__GOAL__: Which lines contain the string "convenient"? Please list every one of them.

________________

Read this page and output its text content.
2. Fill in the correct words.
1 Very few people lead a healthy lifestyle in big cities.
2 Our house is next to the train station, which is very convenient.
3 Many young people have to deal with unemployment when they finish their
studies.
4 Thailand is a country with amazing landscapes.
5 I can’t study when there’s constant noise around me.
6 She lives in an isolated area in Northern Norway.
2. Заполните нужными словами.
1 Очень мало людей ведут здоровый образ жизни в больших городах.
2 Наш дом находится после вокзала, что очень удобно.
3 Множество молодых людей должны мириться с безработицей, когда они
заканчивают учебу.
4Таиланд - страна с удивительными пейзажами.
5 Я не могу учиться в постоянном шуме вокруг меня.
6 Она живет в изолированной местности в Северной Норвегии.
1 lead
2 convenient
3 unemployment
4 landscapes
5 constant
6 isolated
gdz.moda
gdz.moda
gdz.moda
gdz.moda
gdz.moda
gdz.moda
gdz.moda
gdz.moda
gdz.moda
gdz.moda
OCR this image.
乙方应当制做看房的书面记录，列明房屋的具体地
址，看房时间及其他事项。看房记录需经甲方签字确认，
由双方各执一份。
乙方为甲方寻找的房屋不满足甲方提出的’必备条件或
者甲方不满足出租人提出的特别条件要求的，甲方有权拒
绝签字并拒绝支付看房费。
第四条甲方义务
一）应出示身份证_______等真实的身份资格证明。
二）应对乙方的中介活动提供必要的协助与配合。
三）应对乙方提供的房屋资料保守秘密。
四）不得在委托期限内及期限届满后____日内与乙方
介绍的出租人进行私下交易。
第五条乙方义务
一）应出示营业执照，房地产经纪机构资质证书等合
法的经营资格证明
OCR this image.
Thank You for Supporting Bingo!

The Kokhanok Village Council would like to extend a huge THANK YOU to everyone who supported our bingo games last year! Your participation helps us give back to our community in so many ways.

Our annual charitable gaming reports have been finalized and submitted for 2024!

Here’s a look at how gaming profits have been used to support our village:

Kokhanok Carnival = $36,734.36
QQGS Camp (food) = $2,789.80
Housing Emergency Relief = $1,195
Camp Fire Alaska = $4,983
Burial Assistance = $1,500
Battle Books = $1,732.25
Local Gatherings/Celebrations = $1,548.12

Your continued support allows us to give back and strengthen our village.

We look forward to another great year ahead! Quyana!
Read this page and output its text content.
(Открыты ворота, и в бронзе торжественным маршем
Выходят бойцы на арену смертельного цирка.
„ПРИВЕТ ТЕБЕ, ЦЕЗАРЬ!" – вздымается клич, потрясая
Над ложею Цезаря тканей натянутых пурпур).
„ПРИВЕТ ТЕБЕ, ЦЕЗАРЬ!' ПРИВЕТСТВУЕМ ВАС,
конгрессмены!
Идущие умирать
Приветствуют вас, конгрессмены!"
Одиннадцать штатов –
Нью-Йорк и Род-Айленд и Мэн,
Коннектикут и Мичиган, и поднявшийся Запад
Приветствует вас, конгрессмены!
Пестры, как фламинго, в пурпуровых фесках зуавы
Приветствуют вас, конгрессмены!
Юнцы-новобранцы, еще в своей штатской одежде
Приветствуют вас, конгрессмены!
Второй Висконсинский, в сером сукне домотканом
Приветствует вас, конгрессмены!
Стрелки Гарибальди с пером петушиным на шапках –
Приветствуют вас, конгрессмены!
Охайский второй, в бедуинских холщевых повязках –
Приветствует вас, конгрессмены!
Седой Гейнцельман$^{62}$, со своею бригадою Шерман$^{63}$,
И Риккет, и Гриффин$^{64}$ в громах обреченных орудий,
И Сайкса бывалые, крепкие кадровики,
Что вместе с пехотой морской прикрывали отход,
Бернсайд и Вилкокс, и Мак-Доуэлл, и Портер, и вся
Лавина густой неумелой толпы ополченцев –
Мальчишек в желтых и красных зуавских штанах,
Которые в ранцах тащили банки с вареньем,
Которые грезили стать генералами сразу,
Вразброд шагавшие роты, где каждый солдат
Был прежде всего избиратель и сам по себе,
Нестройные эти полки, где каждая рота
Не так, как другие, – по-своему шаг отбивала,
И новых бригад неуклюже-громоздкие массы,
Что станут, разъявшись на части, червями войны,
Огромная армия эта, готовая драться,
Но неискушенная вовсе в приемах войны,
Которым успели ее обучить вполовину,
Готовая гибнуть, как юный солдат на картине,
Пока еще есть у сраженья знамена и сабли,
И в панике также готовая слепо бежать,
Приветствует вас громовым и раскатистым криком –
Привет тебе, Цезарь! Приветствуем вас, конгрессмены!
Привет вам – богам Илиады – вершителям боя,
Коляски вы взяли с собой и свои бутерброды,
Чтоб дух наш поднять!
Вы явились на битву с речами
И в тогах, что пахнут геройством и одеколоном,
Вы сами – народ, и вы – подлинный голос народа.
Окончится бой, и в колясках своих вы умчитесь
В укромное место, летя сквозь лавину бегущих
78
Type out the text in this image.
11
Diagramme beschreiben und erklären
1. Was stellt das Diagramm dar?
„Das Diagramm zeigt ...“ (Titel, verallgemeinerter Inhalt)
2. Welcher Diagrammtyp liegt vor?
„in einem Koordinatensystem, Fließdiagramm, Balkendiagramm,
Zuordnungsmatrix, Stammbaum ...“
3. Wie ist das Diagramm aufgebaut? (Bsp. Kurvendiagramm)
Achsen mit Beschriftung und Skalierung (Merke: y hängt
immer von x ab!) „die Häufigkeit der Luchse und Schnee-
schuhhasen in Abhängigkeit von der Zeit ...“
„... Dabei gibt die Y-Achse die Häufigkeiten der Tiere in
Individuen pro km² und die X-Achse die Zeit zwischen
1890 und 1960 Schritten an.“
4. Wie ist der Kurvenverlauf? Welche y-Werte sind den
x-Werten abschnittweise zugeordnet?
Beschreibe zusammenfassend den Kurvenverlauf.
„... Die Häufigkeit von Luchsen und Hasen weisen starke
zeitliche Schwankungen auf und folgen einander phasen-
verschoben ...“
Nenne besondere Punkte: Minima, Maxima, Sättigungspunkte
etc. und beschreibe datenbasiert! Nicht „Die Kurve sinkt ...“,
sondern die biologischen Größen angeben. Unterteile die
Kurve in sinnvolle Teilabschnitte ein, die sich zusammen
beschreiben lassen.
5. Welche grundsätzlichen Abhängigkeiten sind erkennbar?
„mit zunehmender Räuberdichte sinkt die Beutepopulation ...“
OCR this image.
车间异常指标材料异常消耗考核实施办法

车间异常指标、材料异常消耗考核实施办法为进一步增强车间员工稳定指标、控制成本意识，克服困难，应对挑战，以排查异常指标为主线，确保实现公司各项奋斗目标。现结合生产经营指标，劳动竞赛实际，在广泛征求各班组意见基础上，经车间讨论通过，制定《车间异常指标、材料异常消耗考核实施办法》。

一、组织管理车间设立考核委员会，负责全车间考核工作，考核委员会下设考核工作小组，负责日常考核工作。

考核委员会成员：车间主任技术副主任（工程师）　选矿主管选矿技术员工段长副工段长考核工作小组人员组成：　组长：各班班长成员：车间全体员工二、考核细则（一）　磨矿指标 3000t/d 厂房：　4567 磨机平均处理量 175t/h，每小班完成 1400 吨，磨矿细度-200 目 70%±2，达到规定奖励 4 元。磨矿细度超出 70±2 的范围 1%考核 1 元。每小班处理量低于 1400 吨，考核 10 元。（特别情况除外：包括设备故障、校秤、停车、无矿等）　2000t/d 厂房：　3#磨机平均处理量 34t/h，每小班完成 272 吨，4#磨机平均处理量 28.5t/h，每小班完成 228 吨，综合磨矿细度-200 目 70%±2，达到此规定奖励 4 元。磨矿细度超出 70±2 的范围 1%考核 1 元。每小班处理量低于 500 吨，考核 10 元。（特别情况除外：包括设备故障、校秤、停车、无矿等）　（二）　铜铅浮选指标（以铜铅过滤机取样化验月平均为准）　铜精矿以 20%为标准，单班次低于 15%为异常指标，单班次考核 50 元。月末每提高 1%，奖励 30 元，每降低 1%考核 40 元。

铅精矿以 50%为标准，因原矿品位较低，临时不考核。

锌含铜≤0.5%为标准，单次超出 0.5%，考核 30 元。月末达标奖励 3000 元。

________________

__EXERCISE ANSWER__:
2 Our house is next to the train station, which is very convenient.
2 convenient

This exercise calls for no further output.